[Records from a collection of figures]
START
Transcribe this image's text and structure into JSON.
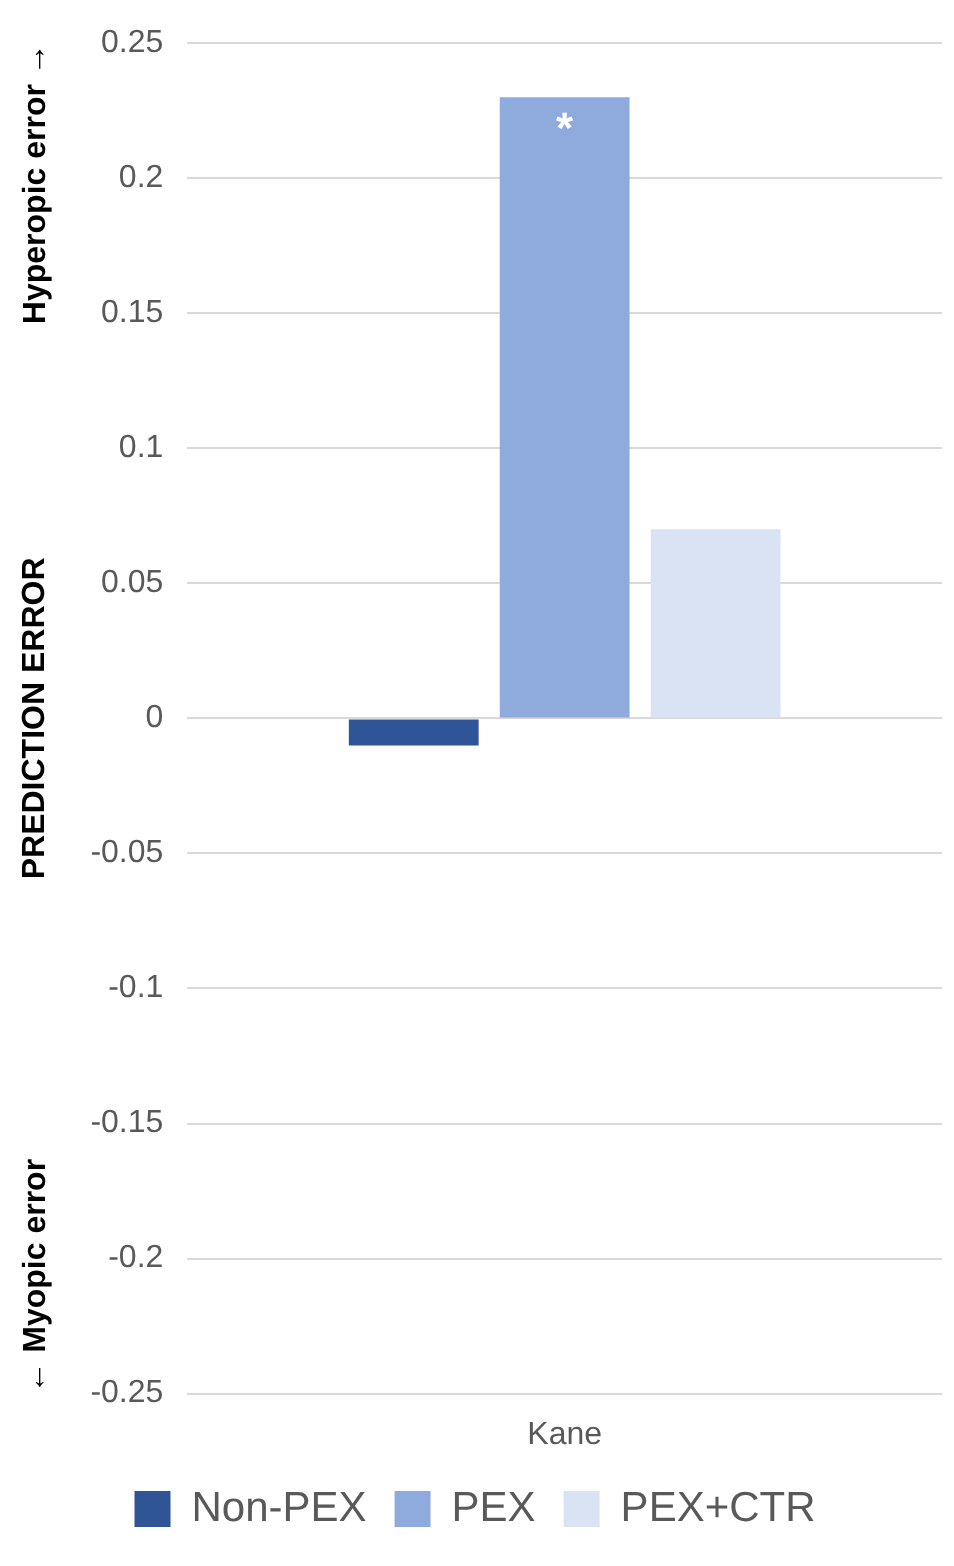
{
  "chart_data": {
    "type": "bar",
    "ylabel": "PREDICTION ERROR",
    "categories": [
      "Kane"
    ],
    "series": [
      {
        "name": "Non-PEX",
        "color": "#2f5597",
        "values": [
          -0.01
        ]
      },
      {
        "name": "PEX",
        "color": "#8faadc",
        "values": [
          0.23
        ]
      },
      {
        "name": "PEX+CTR",
        "color": "#dae3f3",
        "values": [
          0.07
        ]
      }
    ],
    "ylim": [
      -0.25,
      0.25
    ],
    "yticks": [
      -0.25,
      -0.2,
      -0.15,
      -0.1,
      -0.05,
      0,
      0.05,
      0.1,
      0.15,
      0.2,
      0.25
    ],
    "grid": "y",
    "legend": "bottom",
    "annotations": [
      "Hyperopic error →",
      "← Myopic error",
      {
        "text": "*",
        "x": "Kane",
        "y": 0.23
      }
    ]
  }
}
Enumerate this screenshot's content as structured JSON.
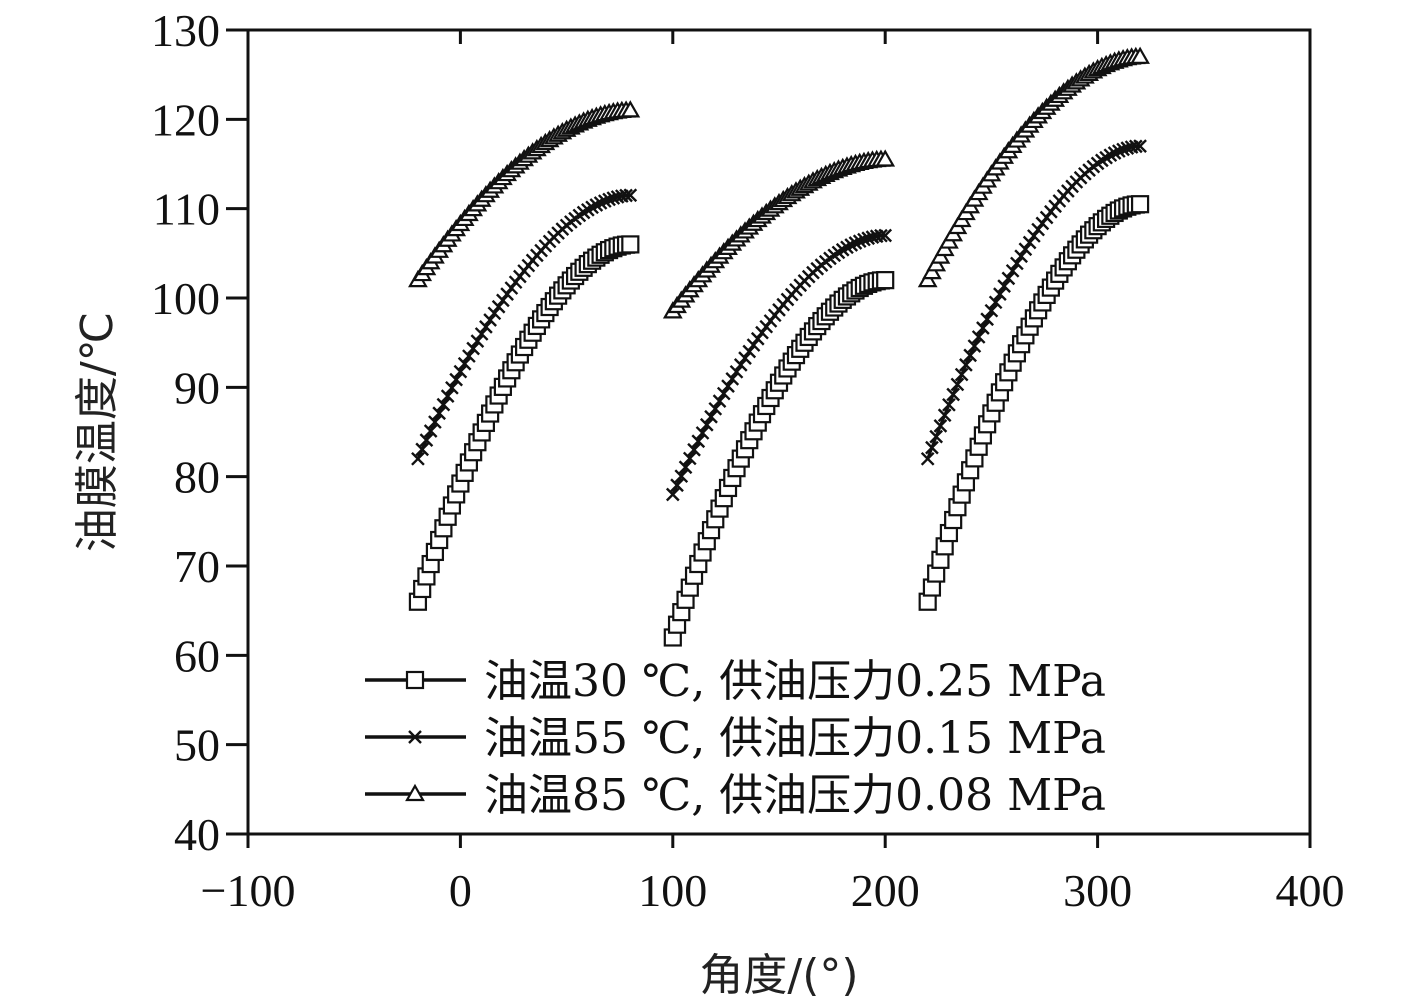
{
  "chart_data": {
    "type": "line",
    "xlabel": "角度/(°)",
    "ylabel": "油膜温度/℃",
    "xlim": [
      -100,
      400
    ],
    "ylim": [
      40,
      130
    ],
    "xticks": [
      -100,
      0,
      100,
      200,
      300,
      400
    ],
    "yticks": [
      40,
      50,
      60,
      70,
      80,
      90,
      100,
      110,
      120,
      130
    ],
    "xtick_labels": [
      "−100",
      "0",
      "100",
      "200",
      "300",
      "400"
    ],
    "ytick_labels": [
      "40",
      "50",
      "60",
      "70",
      "80",
      "90",
      "100",
      "110",
      "120",
      "130"
    ],
    "grid": false,
    "legend_position": "bottom-center",
    "series": [
      {
        "name": "油温30 ℃, 供油压力0.25 MPa",
        "marker": "square",
        "segments": [
          {
            "x_start": -20,
            "x_end": 80,
            "y_start": 66,
            "y_end": 106
          },
          {
            "x_start": 100,
            "x_end": 200,
            "y_start": 62,
            "y_end": 102
          },
          {
            "x_start": 220,
            "x_end": 320,
            "y_start": 66,
            "y_end": 110.5
          }
        ]
      },
      {
        "name": "油温55 ℃, 供油压力0.15 MPa",
        "marker": "x",
        "segments": [
          {
            "x_start": -20,
            "x_end": 80,
            "y_start": 82,
            "y_end": 111.5
          },
          {
            "x_start": 100,
            "x_end": 200,
            "y_start": 78,
            "y_end": 107
          },
          {
            "x_start": 220,
            "x_end": 320,
            "y_start": 82,
            "y_end": 117
          }
        ]
      },
      {
        "name": "油温85 ℃, 供油压力0.08 MPa",
        "marker": "triangle",
        "segments": [
          {
            "x_start": -20,
            "x_end": 80,
            "y_start": 102,
            "y_end": 121
          },
          {
            "x_start": 100,
            "x_end": 200,
            "y_start": 98.5,
            "y_end": 115.5
          },
          {
            "x_start": 220,
            "x_end": 320,
            "y_start": 102,
            "y_end": 127
          }
        ]
      }
    ]
  }
}
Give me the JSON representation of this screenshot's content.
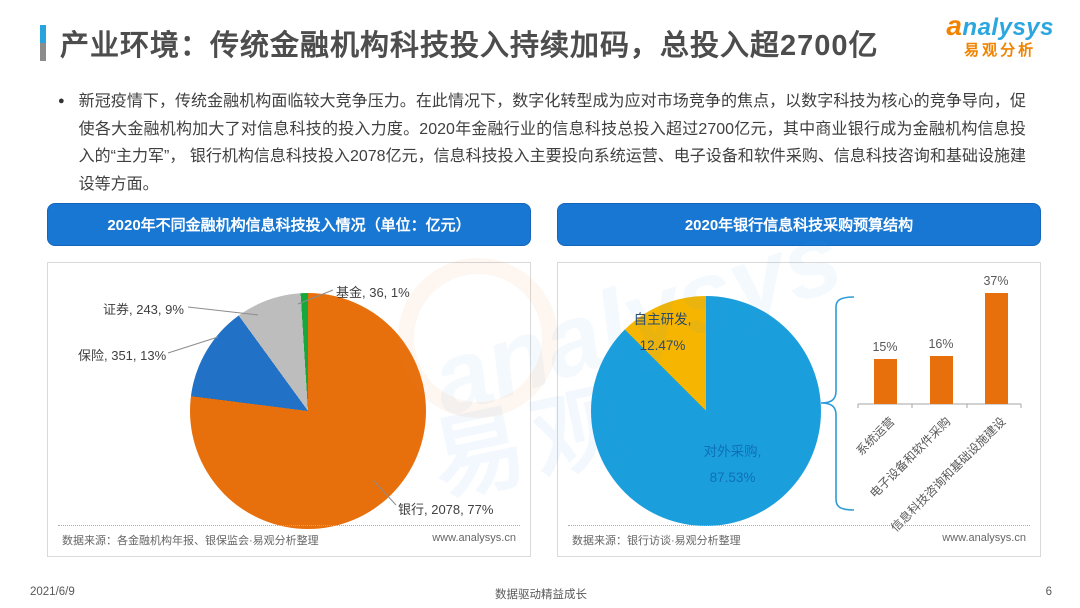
{
  "header": {
    "title": "产业环境：传统金融机构科技投入持续加码，总投入超2700亿",
    "logo": {
      "brand_en": "analysys",
      "brand_cn": "易观分析"
    }
  },
  "summary": "新冠疫情下，传统金融机构面临较大竞争压力。在此情况下，数字化转型成为应对市场竞争的焦点，以数字科技为核心的竞争导向，促使各大金融机构加大了对信息科技的投入力度。2020年金融行业的信息科技总投入超过2700亿元，其中商业银行成为金融机构信息投入的“主力军”， 银行机构信息科技投入2078亿元，信息科技投入主要投向系统运营、电子设备和软件采购、信息科技咨询和基础设施建设等方面。",
  "panels": {
    "left": {
      "header": "2020年不同金融机构信息科技投入情况（单位：亿元）",
      "source": "数据来源：各金融机构年报、银保监会·易观分析整理",
      "website": "www.analysys.cn"
    },
    "right": {
      "header": "2020年银行信息科技采购预算结构",
      "source": "数据来源：银行访谈·易观分析整理",
      "website": "www.analysys.cn"
    }
  },
  "footer": {
    "date": "2021/6/9",
    "slogan": "数据驱动精益成长",
    "page": "6"
  },
  "chart_data": [
    {
      "type": "pie",
      "title": "2020年不同金融机构信息科技投入情况（单位：亿元）",
      "unit": "亿元",
      "start_angle_deg": 0,
      "direction": "clockwise",
      "slices": [
        {
          "label": "银行",
          "value": 2078,
          "pct": 77,
          "color": "#E7700D",
          "display": "银行, 2078, 77%"
        },
        {
          "label": "保险",
          "value": 351,
          "pct": 13,
          "color": "#2172C6",
          "display": "保险, 351, 13%"
        },
        {
          "label": "证券",
          "value": 243,
          "pct": 9,
          "color": "#BDBDBD",
          "display": "证券, 243, 9%"
        },
        {
          "label": "基金",
          "value": 36,
          "pct": 1,
          "color": "#17A83B",
          "display": "基金, 36, 1%"
        }
      ]
    },
    {
      "type": "pie",
      "title": "2020年银行信息科技采购预算结构",
      "start_angle_deg": 0,
      "direction": "clockwise",
      "slices": [
        {
          "label": "对外采购",
          "pct": 87.53,
          "color": "#1A9FDC",
          "display_label": "对外采购,",
          "display_pct": "87.53%"
        },
        {
          "label": "自主研发",
          "pct": 12.47,
          "color": "#F5B500",
          "display_label": "自主研发,",
          "display_pct": "12.47%"
        }
      ]
    },
    {
      "type": "bar",
      "categories": [
        "系统运营",
        "电子设备和软件采购",
        "信息科技咨询和基础设施建设"
      ],
      "values": [
        15,
        16,
        37
      ],
      "labels": [
        "15%",
        "16%",
        "37%"
      ],
      "unit": "%",
      "color": "#E7700D",
      "ylim": [
        0,
        40
      ]
    }
  ]
}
END
Instruction: Above are the records; copy every line in them that holds the word "text".

Task answer:
Transcribe this image's text and structure into JSON.
        "text": "*",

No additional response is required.